**Exercise directions**: Tally the lines that contain the string "from" and state that total without comment.

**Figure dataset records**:

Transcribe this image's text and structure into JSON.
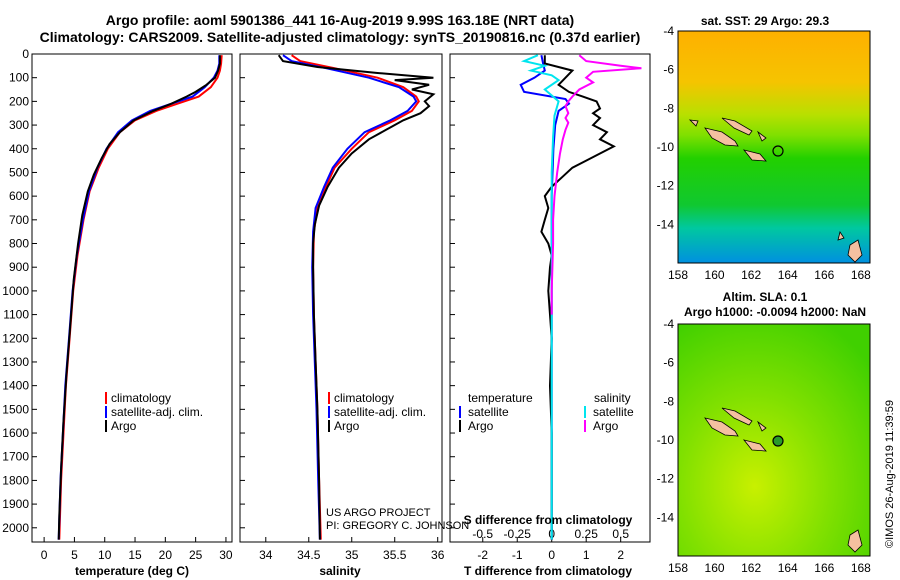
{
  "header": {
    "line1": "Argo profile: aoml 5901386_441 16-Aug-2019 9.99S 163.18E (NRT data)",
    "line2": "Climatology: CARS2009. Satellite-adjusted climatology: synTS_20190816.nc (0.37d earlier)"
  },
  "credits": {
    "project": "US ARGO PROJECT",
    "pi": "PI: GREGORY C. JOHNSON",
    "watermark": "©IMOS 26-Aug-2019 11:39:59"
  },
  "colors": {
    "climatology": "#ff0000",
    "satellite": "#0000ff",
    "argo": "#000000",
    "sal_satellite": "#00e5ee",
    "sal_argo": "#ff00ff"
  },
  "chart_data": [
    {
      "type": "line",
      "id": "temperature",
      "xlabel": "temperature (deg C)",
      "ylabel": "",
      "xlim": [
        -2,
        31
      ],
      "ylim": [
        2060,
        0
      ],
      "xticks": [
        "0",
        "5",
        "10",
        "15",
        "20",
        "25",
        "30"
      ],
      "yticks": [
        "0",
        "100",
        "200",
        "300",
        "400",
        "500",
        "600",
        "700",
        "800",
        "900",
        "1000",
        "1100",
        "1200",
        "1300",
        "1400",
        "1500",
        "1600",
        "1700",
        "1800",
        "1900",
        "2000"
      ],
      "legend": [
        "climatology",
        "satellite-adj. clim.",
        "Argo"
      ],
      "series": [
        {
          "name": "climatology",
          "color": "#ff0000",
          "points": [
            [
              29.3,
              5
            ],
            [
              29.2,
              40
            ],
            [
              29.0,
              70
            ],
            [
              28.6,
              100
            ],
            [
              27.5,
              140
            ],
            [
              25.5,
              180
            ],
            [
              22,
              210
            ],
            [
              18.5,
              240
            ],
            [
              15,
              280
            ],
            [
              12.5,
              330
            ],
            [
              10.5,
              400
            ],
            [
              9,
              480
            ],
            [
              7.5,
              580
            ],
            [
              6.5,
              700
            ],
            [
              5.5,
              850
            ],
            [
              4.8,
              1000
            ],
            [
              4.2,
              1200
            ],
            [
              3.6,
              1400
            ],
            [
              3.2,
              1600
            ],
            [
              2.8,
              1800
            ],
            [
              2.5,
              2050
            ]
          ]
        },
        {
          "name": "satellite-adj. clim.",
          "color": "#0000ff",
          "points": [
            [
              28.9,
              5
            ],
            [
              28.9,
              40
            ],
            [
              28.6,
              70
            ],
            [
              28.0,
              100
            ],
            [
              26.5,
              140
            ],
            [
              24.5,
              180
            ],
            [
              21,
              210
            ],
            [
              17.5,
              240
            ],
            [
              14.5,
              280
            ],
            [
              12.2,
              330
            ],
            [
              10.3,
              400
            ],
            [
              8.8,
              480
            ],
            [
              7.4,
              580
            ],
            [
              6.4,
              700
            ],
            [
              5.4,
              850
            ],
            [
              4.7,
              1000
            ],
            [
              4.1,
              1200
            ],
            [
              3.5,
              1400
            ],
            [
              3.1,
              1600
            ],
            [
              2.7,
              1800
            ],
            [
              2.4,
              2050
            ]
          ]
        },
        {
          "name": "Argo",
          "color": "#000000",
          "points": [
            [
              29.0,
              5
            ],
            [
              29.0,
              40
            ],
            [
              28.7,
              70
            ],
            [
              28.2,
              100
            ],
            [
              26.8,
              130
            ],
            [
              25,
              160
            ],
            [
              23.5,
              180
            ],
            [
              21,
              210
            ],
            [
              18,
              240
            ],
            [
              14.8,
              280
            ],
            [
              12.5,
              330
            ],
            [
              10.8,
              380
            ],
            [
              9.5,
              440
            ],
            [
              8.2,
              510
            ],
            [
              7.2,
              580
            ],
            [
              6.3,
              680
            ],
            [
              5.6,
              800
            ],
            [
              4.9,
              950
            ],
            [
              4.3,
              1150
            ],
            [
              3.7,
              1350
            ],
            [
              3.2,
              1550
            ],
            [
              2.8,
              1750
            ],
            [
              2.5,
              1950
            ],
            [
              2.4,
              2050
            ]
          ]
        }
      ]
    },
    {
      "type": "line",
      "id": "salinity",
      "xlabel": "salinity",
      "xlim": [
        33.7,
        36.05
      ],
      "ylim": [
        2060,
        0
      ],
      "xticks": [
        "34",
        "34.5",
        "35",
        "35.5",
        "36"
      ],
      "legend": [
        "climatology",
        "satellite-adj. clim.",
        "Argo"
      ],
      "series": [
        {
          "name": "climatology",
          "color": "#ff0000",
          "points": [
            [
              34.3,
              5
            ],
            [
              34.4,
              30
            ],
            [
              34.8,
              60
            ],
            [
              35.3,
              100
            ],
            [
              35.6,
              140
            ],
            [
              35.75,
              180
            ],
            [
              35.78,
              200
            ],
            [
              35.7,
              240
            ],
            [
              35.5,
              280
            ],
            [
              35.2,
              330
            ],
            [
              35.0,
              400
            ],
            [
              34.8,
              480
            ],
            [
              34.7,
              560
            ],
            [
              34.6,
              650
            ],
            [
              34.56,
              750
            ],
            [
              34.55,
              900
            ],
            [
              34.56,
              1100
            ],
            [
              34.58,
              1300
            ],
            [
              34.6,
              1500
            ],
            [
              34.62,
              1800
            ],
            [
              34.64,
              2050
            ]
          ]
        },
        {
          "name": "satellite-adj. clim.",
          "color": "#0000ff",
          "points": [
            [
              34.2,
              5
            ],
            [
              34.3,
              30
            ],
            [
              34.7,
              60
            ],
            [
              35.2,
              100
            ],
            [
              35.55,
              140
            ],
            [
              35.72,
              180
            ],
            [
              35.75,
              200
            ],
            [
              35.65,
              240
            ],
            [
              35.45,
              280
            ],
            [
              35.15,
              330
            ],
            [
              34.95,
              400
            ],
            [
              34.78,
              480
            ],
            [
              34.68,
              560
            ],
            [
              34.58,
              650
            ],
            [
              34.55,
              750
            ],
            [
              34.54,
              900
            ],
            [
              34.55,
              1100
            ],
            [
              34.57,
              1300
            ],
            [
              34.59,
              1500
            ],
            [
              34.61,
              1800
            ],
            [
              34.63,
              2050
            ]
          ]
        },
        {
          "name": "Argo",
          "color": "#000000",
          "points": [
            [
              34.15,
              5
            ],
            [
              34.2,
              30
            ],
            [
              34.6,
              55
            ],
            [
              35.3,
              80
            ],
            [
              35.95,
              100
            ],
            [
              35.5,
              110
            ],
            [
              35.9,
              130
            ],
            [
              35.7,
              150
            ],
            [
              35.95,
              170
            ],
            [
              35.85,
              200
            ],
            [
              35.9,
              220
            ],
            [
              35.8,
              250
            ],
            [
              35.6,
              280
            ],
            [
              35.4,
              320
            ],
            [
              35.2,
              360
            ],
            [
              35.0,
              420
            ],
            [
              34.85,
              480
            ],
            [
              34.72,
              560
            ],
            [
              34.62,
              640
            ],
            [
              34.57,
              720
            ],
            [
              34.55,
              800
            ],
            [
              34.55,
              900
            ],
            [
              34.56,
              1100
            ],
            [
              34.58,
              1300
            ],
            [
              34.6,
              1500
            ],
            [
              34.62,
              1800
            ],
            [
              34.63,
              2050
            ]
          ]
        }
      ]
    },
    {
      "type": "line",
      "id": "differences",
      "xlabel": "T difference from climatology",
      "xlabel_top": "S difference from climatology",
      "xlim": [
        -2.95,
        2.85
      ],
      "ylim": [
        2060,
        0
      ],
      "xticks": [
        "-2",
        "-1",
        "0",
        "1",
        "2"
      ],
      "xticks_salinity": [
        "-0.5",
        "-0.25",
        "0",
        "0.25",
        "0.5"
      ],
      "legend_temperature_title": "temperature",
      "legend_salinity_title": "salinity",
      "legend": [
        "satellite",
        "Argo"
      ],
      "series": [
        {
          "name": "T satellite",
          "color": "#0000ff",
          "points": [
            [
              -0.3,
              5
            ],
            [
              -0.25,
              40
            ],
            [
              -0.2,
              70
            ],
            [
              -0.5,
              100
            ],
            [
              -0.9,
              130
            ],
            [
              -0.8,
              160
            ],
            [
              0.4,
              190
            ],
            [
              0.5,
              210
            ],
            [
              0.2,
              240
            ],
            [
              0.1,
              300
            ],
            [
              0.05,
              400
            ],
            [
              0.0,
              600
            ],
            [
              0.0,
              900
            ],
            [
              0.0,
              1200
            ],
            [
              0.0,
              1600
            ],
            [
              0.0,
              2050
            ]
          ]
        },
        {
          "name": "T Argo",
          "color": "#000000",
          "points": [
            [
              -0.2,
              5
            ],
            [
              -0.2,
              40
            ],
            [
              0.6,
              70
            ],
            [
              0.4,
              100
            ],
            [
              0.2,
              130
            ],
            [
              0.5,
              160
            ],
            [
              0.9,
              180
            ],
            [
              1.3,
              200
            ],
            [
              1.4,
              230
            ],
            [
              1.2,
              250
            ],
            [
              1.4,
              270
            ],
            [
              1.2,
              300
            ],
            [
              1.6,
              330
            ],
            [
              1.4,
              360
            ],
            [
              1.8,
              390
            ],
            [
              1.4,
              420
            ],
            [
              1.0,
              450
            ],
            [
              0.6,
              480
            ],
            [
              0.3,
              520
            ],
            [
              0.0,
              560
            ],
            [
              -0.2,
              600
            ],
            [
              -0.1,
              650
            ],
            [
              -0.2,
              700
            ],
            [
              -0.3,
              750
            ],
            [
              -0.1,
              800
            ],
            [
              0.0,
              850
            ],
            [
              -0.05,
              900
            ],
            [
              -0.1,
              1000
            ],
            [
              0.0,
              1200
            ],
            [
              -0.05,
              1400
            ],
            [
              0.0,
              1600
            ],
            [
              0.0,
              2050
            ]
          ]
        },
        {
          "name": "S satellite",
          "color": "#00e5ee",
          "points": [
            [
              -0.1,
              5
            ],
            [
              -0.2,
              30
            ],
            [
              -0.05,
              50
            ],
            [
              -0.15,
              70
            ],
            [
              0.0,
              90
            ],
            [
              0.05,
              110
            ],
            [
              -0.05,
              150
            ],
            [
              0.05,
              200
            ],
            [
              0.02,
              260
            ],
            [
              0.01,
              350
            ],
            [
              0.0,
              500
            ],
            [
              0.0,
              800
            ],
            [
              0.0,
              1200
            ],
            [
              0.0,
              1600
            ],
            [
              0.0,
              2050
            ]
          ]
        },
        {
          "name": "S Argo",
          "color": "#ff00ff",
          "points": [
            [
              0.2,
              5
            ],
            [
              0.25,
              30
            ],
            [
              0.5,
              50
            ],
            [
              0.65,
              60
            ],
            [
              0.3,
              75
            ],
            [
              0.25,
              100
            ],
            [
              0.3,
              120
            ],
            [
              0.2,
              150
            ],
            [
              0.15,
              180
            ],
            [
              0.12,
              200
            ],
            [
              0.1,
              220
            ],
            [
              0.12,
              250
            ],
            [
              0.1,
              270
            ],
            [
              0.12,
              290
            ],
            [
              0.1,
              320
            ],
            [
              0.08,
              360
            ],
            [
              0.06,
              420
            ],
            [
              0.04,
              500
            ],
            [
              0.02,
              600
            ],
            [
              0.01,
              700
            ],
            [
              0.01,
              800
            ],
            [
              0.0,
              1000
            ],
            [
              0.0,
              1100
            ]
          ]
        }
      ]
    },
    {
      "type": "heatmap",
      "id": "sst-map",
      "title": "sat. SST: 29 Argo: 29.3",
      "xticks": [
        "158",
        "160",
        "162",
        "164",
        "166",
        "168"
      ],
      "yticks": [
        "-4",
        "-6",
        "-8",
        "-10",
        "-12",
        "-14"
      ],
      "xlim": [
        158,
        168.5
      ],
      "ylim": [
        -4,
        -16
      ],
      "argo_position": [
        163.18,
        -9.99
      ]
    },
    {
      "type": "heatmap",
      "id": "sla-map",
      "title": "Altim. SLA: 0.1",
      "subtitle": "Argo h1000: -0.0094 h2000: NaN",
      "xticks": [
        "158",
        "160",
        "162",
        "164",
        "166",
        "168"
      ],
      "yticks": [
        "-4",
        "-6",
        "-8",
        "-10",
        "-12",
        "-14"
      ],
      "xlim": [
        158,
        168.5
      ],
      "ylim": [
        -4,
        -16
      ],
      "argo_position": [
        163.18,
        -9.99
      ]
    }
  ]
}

**Exercise output**: 2